* [What the task asks]: Search the material below for the word "value" and copy every line in which it occurs.

* [Recorded data]:
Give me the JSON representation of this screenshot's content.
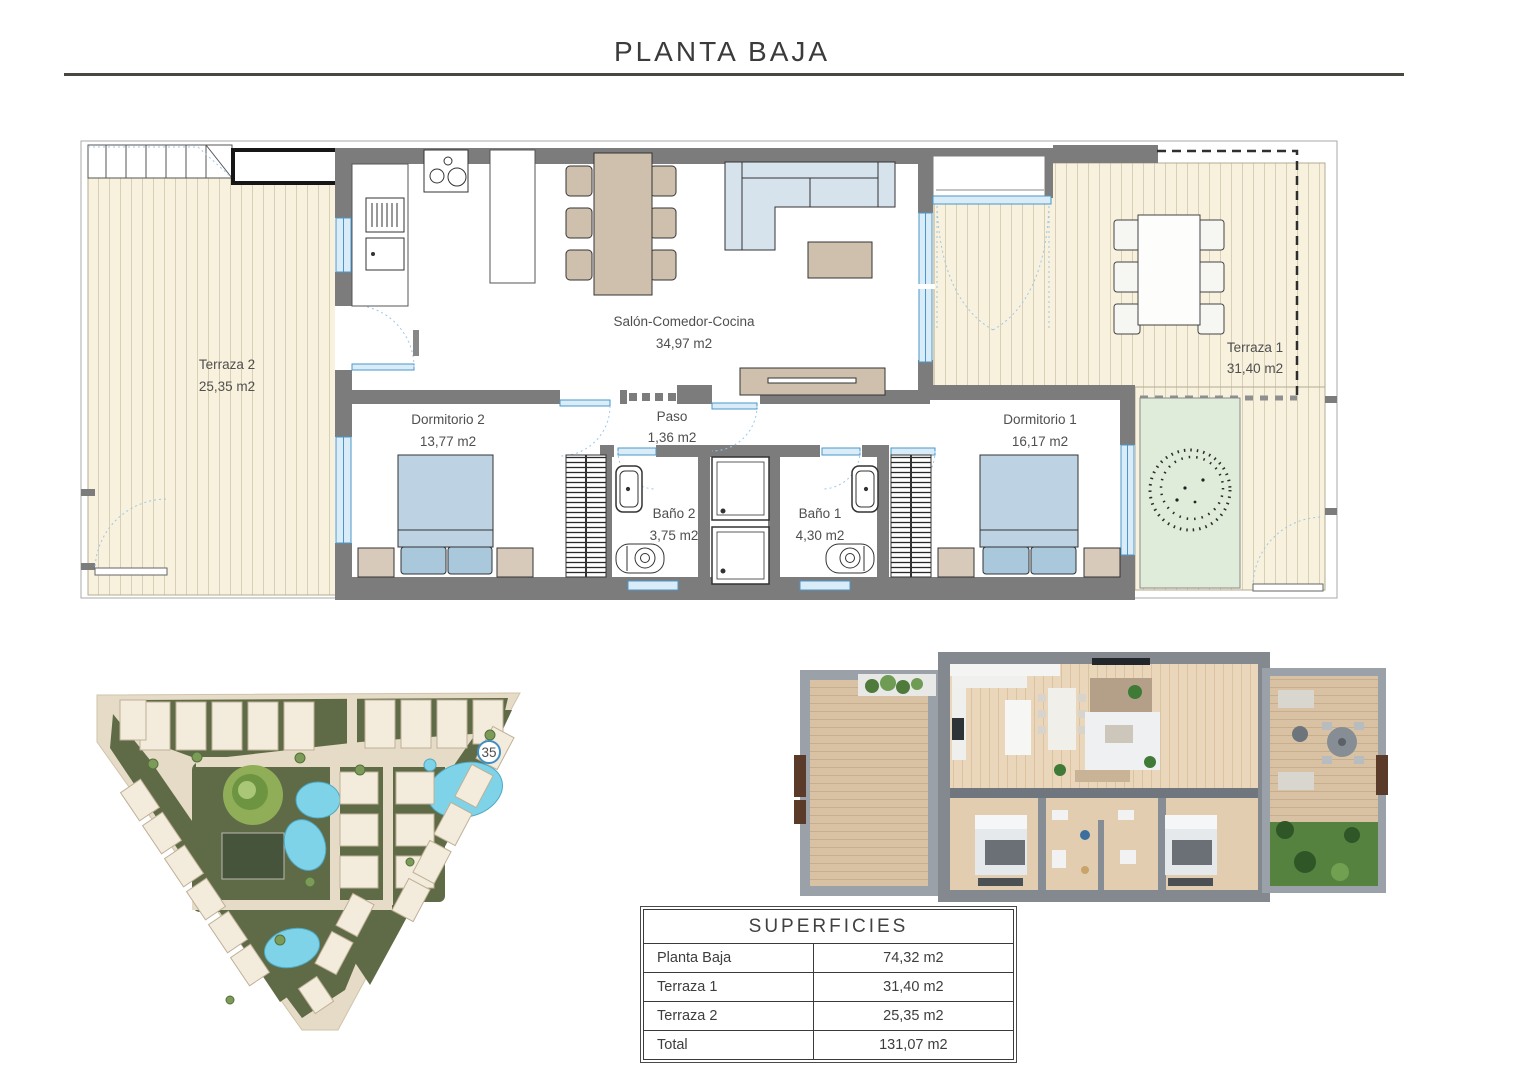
{
  "page": {
    "title": "PLANTA BAJA"
  },
  "floor_plan": {
    "rooms": {
      "terraza2": {
        "name": "Terraza 2",
        "area": "25,35 m2"
      },
      "salon": {
        "name": "Salón-Comedor-Cocina",
        "area": "34,97 m2"
      },
      "terraza1": {
        "name": "Terraza 1",
        "area": "31,40 m2"
      },
      "dormitorio2": {
        "name": "Dormitorio 2",
        "area": "13,77 m2"
      },
      "paso": {
        "name": "Paso",
        "area": "1,36 m2"
      },
      "bano2": {
        "name": "Baño 2",
        "area": "3,75 m2"
      },
      "bano1": {
        "name": "Baño 1",
        "area": "4,30 m2"
      },
      "dormitorio1": {
        "name": "Dormitorio 1",
        "area": "16,17 m2"
      }
    },
    "colors": {
      "wall": "#7c7c7c",
      "deck": "#f7f1dd",
      "deck_stripe": "#d8d0b6",
      "window_blue": "#4a97c9",
      "glazing": "#d9ecf8",
      "furniture_tan": "#cfc0ad",
      "bed_blue": "#bdd3e4",
      "garden_green": "#dfecd9"
    }
  },
  "site_plan": {
    "marker": "35",
    "pool_color": "#7ed3e8",
    "green_color": "#5f6b47"
  },
  "surfaces_table": {
    "title": "SUPERFICIES",
    "rows": [
      {
        "label": "Planta Baja",
        "value": "74,32 m2"
      },
      {
        "label": "Terraza 1",
        "value": "31,40 m2"
      },
      {
        "label": "Terraza 2",
        "value": "25,35 m2"
      },
      {
        "label": "Total",
        "value": "131,07 m2"
      }
    ]
  }
}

* [Finished task]:
        "value": "74,32 m2"
        "value": "31,40 m2"
        "value": "25,35 m2"
        "value": "131,07 m2"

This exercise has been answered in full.